What you need to do. Restate the full set of records exactly, without adding or dropping a word.
[START OF Information given]
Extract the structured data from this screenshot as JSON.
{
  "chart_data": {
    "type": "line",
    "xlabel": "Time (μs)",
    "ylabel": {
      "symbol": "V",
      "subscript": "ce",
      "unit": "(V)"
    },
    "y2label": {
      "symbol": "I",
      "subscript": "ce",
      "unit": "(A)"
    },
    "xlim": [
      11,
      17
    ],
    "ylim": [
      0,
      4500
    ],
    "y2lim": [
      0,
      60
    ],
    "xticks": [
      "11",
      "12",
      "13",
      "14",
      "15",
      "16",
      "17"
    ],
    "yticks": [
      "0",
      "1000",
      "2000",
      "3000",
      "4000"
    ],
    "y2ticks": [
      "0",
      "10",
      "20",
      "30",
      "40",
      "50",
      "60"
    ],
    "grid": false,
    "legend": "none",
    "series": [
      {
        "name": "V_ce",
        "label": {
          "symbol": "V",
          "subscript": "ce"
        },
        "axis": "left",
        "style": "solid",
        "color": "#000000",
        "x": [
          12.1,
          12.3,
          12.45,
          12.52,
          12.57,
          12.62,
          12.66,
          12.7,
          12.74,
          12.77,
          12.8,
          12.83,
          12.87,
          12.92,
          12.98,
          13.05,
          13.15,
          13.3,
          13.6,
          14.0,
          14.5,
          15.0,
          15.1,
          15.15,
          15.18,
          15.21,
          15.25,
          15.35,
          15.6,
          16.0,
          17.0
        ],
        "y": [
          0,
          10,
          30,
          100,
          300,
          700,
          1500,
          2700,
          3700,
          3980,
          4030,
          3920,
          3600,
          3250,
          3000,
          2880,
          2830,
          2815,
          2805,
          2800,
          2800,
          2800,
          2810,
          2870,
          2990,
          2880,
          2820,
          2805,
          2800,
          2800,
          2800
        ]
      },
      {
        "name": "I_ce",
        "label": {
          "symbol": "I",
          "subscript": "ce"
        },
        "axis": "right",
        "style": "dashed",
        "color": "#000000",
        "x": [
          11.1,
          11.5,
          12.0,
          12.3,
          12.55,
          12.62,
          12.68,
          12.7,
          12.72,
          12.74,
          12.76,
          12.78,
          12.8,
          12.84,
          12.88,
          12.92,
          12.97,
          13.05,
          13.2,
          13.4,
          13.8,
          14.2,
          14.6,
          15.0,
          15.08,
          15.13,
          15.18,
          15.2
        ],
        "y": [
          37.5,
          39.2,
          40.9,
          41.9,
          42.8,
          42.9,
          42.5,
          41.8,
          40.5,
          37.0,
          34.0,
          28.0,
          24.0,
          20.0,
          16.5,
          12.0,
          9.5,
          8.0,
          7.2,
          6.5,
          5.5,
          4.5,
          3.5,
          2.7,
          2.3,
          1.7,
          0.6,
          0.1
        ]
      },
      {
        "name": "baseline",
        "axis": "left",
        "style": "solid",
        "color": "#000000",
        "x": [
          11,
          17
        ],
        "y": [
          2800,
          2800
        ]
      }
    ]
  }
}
[END OF Information given]
Complete answer.
Extract the structured data from this screenshot as JSON.
{
  "chart_data": {
    "type": "line",
    "xlabel": "Time (μs)",
    "ylabel": {
      "symbol": "V",
      "subscript": "ce",
      "unit": "(V)"
    },
    "y2label": {
      "symbol": "I",
      "subscript": "ce",
      "unit": "(A)"
    },
    "xlim": [
      11,
      17
    ],
    "ylim": [
      0,
      4500
    ],
    "y2lim": [
      0,
      60
    ],
    "xticks": [
      "11",
      "12",
      "13",
      "14",
      "15",
      "16",
      "17"
    ],
    "yticks": [
      "0",
      "1000",
      "2000",
      "3000",
      "4000"
    ],
    "y2ticks": [
      "0",
      "10",
      "20",
      "30",
      "40",
      "50",
      "60"
    ],
    "grid": false,
    "legend": "none",
    "series": [
      {
        "name": "V_ce",
        "label": {
          "symbol": "V",
          "subscript": "ce"
        },
        "axis": "left",
        "style": "solid",
        "color": "#000000",
        "x": [
          12.1,
          12.3,
          12.45,
          12.52,
          12.57,
          12.62,
          12.66,
          12.7,
          12.74,
          12.77,
          12.8,
          12.83,
          12.87,
          12.92,
          12.98,
          13.05,
          13.15,
          13.3,
          13.6,
          14.0,
          14.5,
          15.0,
          15.1,
          15.15,
          15.18,
          15.21,
          15.25,
          15.35,
          15.6,
          16.0,
          17.0
        ],
        "y": [
          0,
          10,
          30,
          100,
          300,
          700,
          1500,
          2700,
          3700,
          3980,
          4030,
          3920,
          3600,
          3250,
          3000,
          2880,
          2830,
          2815,
          2805,
          2800,
          2800,
          2800,
          2810,
          2870,
          2990,
          2880,
          2820,
          2805,
          2800,
          2800,
          2800
        ]
      },
      {
        "name": "I_ce",
        "label": {
          "symbol": "I",
          "subscript": "ce"
        },
        "axis": "right",
        "style": "dashed",
        "color": "#000000",
        "x": [
          11.1,
          11.5,
          12.0,
          12.3,
          12.55,
          12.62,
          12.68,
          12.7,
          12.72,
          12.74,
          12.76,
          12.78,
          12.8,
          12.84,
          12.88,
          12.92,
          12.97,
          13.05,
          13.2,
          13.4,
          13.8,
          14.2,
          14.6,
          15.0,
          15.08,
          15.13,
          15.18,
          15.2
        ],
        "y": [
          37.5,
          39.2,
          40.9,
          41.9,
          42.8,
          42.9,
          42.5,
          41.8,
          40.5,
          37.0,
          34.0,
          28.0,
          24.0,
          20.0,
          16.5,
          12.0,
          9.5,
          8.0,
          7.2,
          6.5,
          5.5,
          4.5,
          3.5,
          2.7,
          2.3,
          1.7,
          0.6,
          0.1
        ]
      },
      {
        "name": "baseline",
        "axis": "left",
        "style": "solid",
        "color": "#000000",
        "x": [
          11,
          17
        ],
        "y": [
          2800,
          2800
        ]
      }
    ]
  }
}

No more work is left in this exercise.